[START Material to process]

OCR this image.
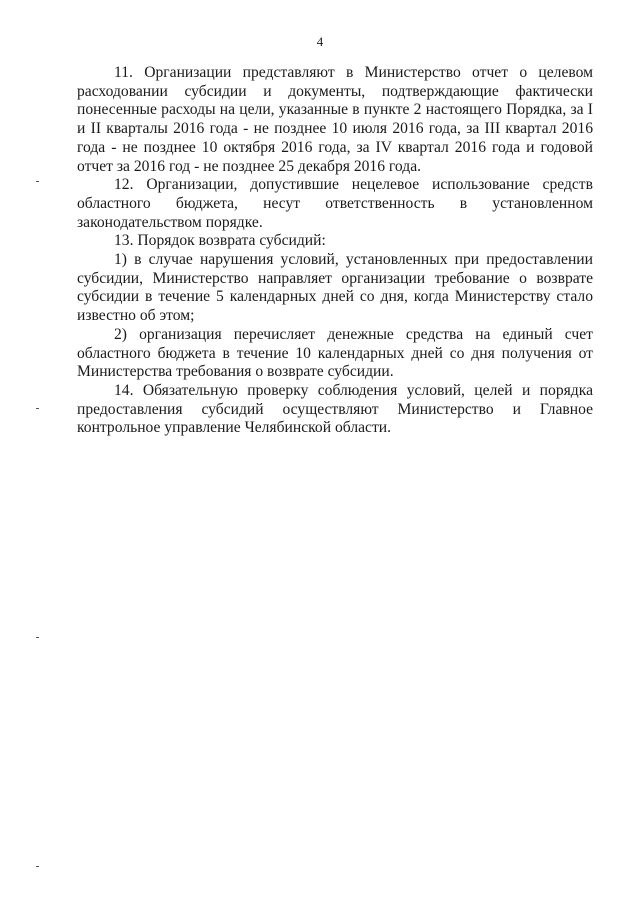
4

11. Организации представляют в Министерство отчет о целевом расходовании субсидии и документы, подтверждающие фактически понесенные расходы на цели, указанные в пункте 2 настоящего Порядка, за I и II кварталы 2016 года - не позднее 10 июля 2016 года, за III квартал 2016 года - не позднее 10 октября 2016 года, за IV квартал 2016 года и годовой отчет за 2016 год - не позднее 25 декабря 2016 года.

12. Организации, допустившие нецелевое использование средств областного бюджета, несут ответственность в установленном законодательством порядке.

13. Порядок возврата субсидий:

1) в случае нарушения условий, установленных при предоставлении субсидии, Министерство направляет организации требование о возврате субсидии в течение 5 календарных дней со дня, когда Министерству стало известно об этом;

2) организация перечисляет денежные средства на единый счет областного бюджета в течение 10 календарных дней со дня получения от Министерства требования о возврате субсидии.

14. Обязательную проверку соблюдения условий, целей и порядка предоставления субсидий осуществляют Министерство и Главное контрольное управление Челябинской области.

[END Material to process]

=== Task details ===
Lines holding the word "календарных" should be counted across the entries; state only how many there are.

=== The answer ===
2